▶ **Exercise requirements**
Format each of the items below as a JSON list of strings, with one string per line and no blank lines.

▶ **Data provided**

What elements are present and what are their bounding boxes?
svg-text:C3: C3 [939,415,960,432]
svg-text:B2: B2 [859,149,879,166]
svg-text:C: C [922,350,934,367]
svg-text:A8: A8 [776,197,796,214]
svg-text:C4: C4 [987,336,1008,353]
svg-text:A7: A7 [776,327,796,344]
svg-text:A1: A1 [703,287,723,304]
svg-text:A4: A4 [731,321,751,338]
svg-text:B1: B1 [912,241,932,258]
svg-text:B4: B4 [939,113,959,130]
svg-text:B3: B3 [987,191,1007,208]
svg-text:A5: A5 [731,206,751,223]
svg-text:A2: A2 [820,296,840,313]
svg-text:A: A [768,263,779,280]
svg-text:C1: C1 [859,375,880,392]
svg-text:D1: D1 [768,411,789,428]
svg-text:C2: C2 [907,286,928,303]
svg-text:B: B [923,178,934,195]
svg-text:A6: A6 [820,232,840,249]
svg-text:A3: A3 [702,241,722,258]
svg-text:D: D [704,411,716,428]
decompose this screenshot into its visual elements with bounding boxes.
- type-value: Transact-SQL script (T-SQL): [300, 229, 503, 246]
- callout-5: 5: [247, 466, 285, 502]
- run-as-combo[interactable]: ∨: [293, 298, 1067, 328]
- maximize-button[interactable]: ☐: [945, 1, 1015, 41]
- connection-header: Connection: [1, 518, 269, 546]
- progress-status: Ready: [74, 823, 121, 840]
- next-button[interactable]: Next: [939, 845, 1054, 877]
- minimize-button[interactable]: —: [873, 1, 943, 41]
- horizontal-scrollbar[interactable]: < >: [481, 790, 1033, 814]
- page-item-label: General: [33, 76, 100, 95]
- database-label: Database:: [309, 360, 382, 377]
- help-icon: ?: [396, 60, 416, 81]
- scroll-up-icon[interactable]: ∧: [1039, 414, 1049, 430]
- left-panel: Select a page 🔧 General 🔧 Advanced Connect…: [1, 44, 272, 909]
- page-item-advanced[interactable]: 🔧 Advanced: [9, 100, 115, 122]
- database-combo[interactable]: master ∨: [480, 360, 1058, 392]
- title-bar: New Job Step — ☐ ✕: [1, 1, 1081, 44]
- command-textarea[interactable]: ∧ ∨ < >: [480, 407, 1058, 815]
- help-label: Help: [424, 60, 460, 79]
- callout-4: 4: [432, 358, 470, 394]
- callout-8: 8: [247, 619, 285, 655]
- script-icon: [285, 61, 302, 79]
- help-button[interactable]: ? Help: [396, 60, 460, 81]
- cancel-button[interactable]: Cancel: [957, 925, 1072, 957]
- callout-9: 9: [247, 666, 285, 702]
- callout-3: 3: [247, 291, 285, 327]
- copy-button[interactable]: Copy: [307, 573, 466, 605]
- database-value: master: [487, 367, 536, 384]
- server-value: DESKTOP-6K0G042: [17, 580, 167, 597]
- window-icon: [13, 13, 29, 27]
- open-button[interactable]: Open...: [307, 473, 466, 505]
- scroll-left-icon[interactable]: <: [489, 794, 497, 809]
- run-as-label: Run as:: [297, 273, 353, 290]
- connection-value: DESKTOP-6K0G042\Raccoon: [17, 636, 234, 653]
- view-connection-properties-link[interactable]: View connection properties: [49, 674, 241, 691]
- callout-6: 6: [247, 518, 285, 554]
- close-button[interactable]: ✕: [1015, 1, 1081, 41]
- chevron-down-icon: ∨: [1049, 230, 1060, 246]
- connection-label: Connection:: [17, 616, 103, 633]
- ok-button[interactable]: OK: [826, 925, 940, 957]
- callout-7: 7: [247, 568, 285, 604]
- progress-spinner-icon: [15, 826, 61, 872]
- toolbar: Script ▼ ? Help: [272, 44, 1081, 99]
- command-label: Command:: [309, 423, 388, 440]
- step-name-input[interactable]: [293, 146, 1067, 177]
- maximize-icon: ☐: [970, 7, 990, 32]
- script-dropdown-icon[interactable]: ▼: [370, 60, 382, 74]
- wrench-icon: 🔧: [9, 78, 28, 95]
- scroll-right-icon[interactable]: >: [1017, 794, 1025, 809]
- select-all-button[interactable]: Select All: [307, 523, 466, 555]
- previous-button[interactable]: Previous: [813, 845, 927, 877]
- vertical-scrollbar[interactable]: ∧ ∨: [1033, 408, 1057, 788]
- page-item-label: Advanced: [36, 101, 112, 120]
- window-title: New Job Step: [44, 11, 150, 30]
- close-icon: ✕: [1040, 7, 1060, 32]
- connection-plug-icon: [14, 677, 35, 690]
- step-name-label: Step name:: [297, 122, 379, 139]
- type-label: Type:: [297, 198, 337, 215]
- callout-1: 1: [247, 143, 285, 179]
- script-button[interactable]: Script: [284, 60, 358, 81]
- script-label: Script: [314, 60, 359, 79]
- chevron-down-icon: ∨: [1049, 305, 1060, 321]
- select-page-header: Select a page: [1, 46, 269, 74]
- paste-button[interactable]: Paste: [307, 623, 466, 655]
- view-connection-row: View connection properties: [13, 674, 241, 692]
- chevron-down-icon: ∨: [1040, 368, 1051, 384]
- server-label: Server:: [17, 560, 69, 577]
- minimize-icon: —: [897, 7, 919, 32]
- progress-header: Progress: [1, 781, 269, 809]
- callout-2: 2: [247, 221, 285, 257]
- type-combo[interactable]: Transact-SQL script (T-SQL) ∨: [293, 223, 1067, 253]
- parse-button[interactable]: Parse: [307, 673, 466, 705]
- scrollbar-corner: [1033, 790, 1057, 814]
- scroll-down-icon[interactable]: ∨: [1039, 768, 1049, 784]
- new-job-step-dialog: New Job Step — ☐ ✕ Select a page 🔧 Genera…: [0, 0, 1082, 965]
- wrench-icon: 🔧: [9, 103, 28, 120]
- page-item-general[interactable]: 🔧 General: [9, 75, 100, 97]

▶ **Result**
[
  "What elements are present and what are their bounding boxes?",
  "svg-text:C3: C3 [939,415,960,432]",
  "svg-text:B2: B2 [859,149,879,166]",
  "svg-text:C: C [922,350,934,367]",
  "svg-text:A8: A8 [776,197,796,214]",
  "svg-text:C4: C4 [987,336,1008,353]",
  "svg-text:A7: A7 [776,327,796,344]",
  "svg-text:A1: A1 [703,287,723,304]",
  "svg-text:A4: A4 [731,321,751,338]",
  "svg-text:B1: B1 [912,241,932,258]",
  "svg-text:B4: B4 [939,113,959,130]",
  "svg-text:B3: B3 [987,191,1007,208]",
  "svg-text:A5: A5 [731,206,751,223]",
  "svg-text:A2: A2 [820,296,840,313]",
  "svg-text:A: A [768,263,779,280]",
  "svg-text:C1: C1 [859,375,880,392]",
  "svg-text:D1: D1 [768,411,789,428]",
  "svg-text:C2: C2 [907,286,928,303]",
  "svg-text:B: B [923,178,934,195]",
  "svg-text:A6: A6 [820,232,840,249]",
  "svg-text:A3: A3 [702,241,722,258]",
  "svg-text:D: D [704,411,716,428]",
  "decompose this screenshot into its visual elements with bounding boxes.",
  "- type-value: Transact-SQL script (T-SQL): [300, 229, 503, 246]",
  "- callout-5: 5: [247, 466, 285, 502]",
  "- run-as-combo[interactable]: ∨: [293, 298, 1067, 328]",
  "- maximize-button[interactable]: ☐: [945, 1, 1015, 41]",
  "- connection-header: Connection: [1, 518, 269, 546]",
  "- progress-status: Ready: [74, 823, 121, 840]",
  "- next-button[interactable]: Next: [939, 845, 1054, 877]",
  "- minimize-button[interactable]: —: [873, 1, 943, 41]",
  "- horizontal-scrollbar[interactable]: < >: [481, 790, 1033, 814]",
  "- page-item-label: General: [33, 76, 100, 95]",
  "- database-label: Database:: [309, 360, 382, 377]",
  "- help-icon: ?: [396, 60, 416, 81]",
  "- scroll-up-icon[interactable]: ∧: [1039, 414, 1049, 430]",
  "- left-panel: Select a page 🔧 General 🔧 Advanced Connect…: [1, 44, 272, 909]",
  "- page-item-advanced[interactable]: 🔧 Advanced: [9, 100, 115, 122]",
  "- database-combo[interactable]: master ∨: [480, 360, 1058, 392]",
  "- title-bar: New Job Step — ☐ ✕: [1, 1, 1081, 44]",
  "- command-textarea[interactable]: ∧ ∨ < >: [480, 407, 1058, 815]",
  "- help-label: Help: [424, 60, 460, 79]",
  "- callout-4: 4: [432, 358, 470, 394]",
  "- callout-8: 8: [247, 619, 285, 655]",
  "- script-icon: [285, 61, 302, 79]",
  "- help-button[interactable]: ? Help: [396, 60, 460, 81]",
  "- cancel-button[interactable]: Cancel: [957, 925, 1072, 957]",
  "- callout-9: 9: [247, 666, 285, 702]",
  "- callout-3: 3: [247, 291, 285, 327]",
  "- copy-button[interactable]: Copy: [307, 573, 466, 605]",
  "- database-value: master: [487, 367, 536, 384]",
  "- server-value: DESKTOP-6K0G042: [17, 580, 167, 597]",
  "- window-icon: [13, 13, 29, 27]",
  "- open-button[interactable]: Open...: [307, 473, 466, 505]",
  "- scroll-left-icon[interactable]: <: [489, 794, 497, 809]",
  "- run-as-label: Run as:: [297, 273, 353, 290]",
  "- connection-value: DESKTOP-6K0G042\\Raccoon: [17, 636, 234, 653]",
  "- view-connection-properties-link[interactable]: View connection properties: [49, 674, 241, 691]",
  "- callout-6: 6: [247, 518, 285, 554]",
  "- close-button[interactable]: ✕: [1015, 1, 1081, 41]",
  "- chevron-down-icon: ∨: [1049, 230, 1060, 246]",
  "- connection-label: Connection:: [17, 616, 103, 633]",
  "- ok-button[interactable]: OK: [826, 925, 940, 957]",
  "- callout-7: 7: [247, 568, 285, 604]",
  "- progress-spinner-icon: [15, 826, 61, 872]",
  "- toolbar: Script ▼ ? Help: [272, 44, 1081, 99]",
  "- command-label: Command:: [309, 423, 388, 440]",
  "- step-name-input[interactable]: [293, 146, 1067, 177]",
  "- maximize-icon: ☐: [970, 7, 990, 32]",
  "- script-dropdown-icon[interactable]: ▼: [370, 60, 382, 74]",
  "- wrench-icon: 🔧: [9, 78, 28, 95]",
  "- scroll-right-icon[interactable]: >: [1017, 794, 1025, 809]",
  "- select-all-button[interactable]: Select All: [307, 523, 466, 555]",
  "- previous-button[interactable]: Previous: [813, 845, 927, 877]",
  "- vertical-scrollbar[interactable]: ∧ ∨: [1033, 408, 1057, 788]",
  "- page-item-label: Advanced: [36, 101, 112, 120]",
  "- window-title: New Job Step: [44, 11, 150, 30]",
  "- close-icon: ✕: [1040, 7, 1060, 32]",
  "- connection-plug-icon: [14, 677, 35, 690]",
  "- step-name-label: Step name:: [297, 122, 379, 139]",
  "- type-label: Type:: [297, 198, 337, 215]",
  "- callout-1: 1: [247, 143, 285, 179]",
  "- script-button[interactable]: Script: [284, 60, 358, 81]",
  "- script-label: Script: [314, 60, 359, 79]",
  "- chevron-down-icon: ∨: [1049, 305, 1060, 321]",
  "- select-page-header: Select a page: [1, 46, 269, 74]",
  "- paste-button[interactable]: Paste: [307, 623, 466, 655]",
  "- view-connection-row: View connection properties: [13, 674, 241, 692]",
  "- chevron-down-icon: ∨: [1040, 368, 1051, 384]",
  "- server-label: Server:: [17, 560, 69, 577]",
  "- minimize-icon: —: [897, 7, 919, 32]",
  "- progress-header: Progress: [1, 781, 269, 809]",
  "- callout-2: 2: [247, 221, 285, 257]",
  "- type-combo[interactable]: Transact-SQL script (T-SQL) ∨: [293, 223, 1067, 253]",
  "- parse-button[interactable]: Parse: [307, 673, 466, 705]",
  "- scrollbar-corner: [1033, 790, 1057, 814]",
  "- scroll-down-icon[interactable]: ∨: [1039, 768, 1049, 784]",
  "- new-job-step-dialog: New Job Step — ☐ ✕ Select a page 🔧 Genera…: [0, 0, 1082, 965]",
  "- wrench-icon: 🔧: [9, 103, 28, 120]",
  "- page-item-general[interactable]: 🔧 General: [9, 75, 100, 97]"
]